Exercise.
Examine the records below and count how many lines contain the string "personer". Give only the number.

-----

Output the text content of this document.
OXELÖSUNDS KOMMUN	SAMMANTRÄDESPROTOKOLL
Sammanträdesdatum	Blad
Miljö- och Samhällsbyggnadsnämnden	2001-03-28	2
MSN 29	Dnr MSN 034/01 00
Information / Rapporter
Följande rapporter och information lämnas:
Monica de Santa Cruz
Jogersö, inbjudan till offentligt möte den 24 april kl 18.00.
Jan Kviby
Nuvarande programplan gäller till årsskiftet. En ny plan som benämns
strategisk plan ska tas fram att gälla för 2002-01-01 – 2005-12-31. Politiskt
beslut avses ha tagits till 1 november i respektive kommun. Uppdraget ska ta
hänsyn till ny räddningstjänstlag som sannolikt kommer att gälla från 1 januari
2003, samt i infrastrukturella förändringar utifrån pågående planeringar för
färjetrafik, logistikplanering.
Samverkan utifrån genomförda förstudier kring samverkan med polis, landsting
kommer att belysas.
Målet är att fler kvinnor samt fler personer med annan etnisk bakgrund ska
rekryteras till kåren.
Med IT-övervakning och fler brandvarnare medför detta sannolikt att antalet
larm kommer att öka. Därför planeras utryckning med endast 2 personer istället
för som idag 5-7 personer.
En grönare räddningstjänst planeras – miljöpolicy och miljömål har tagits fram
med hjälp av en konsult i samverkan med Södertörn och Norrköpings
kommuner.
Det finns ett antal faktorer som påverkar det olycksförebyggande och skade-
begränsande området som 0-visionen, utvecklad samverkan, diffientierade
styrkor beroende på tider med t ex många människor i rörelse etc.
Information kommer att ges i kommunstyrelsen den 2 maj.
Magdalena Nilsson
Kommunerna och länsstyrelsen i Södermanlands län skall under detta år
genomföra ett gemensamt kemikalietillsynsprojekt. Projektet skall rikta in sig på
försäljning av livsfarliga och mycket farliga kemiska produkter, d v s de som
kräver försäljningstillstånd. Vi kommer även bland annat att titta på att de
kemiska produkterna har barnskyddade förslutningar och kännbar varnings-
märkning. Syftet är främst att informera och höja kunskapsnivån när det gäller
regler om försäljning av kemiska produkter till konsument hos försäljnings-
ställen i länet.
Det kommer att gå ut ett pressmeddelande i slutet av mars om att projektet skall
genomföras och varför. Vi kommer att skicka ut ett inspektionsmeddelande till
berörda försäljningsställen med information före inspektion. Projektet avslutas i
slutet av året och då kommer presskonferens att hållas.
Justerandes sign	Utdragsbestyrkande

-----

Output below.
3